Retype the data below without altering anything.

===== Stored data =====

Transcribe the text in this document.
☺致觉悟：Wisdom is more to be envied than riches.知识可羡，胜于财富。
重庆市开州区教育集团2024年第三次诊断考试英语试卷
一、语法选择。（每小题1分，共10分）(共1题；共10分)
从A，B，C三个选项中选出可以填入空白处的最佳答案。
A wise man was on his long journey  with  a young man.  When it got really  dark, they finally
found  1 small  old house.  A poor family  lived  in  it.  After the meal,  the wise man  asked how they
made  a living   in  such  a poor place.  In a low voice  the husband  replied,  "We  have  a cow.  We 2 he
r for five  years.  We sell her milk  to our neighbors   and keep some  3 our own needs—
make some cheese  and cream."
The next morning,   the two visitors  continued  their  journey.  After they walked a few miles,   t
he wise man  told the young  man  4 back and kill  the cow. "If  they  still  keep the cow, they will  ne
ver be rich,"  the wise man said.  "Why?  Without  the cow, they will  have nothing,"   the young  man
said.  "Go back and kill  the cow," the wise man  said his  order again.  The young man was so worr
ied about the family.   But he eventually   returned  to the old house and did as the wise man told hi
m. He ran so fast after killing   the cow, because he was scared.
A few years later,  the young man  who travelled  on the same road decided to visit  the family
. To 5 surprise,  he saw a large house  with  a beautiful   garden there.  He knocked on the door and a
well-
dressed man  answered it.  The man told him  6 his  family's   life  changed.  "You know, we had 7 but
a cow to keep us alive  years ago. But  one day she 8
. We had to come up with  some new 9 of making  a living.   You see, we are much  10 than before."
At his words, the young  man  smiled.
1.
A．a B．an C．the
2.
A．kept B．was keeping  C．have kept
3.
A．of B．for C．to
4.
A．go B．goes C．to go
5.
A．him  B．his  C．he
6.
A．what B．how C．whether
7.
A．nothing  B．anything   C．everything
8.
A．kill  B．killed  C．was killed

=====

-- Expected answer --
Transcribe the text in this document.
☺致觉悟：Wisdom is more to be envied than riches.知识可羡，胜于财富。
重庆市开州区教育集团2024年第三次诊断考试英语试卷
一、语法选择。（每小题1分，共10分）(共1题；共10分)
从A，B，C三个选项中选出可以填入空白处的最佳答案。
A wise man was on his long journey  with  a young man.  When it got really  dark, they finally
found  1 small  old house.  A poor family  lived  in  it.  After the meal,  the wise man  asked how they
made  a living   in  such  a poor place.  In a low voice  the husband  replied,  "We  have  a cow.  We 2 he
r for five  years.  We sell her milk  to our neighbors   and keep some  3 our own needs—
make some cheese  and cream."
The next morning,   the two visitors  continued  their  journey.  After they walked a few miles,   t
he wise man  told the young  man  4 back and kill  the cow. "If  they  still  keep the cow, they will  ne
ver be rich,"  the wise man said.  "Why?  Without  the cow, they will  have nothing,"   the young  man
said.  "Go back and kill  the cow," the wise man  said his  order again.  The young man was so worr
ied about the family.   But he eventually   returned  to the old house and did as the wise man told hi
m. He ran so fast after killing   the cow, because he was scared.
A few years later,  the young man  who travelled  on the same road decided to visit  the family
. To 5 surprise,  he saw a large house  with  a beautiful   garden there.  He knocked on the door and a
well-
dressed man  answered it.  The man told him  6 his  family's   life  changed.  "You know, we had 7 but
a cow to keep us alive  years ago. But  one day she 8
. We had to come up with  some new 9 of making  a living.   You see, we are much  10 than before."
At his words, the young  man  smiled.
1.
A．a B．an C．the
2.
A．kept B．was keeping  C．have kept
3.
A．of B．for C．to
4.
A．go B．goes C．to go
5.
A．him  B．his  C．he
6.
A．what B．how C．whether
7.
A．nothing  B．anything   C．everything
8.
A．kill  B．killed  C．was killed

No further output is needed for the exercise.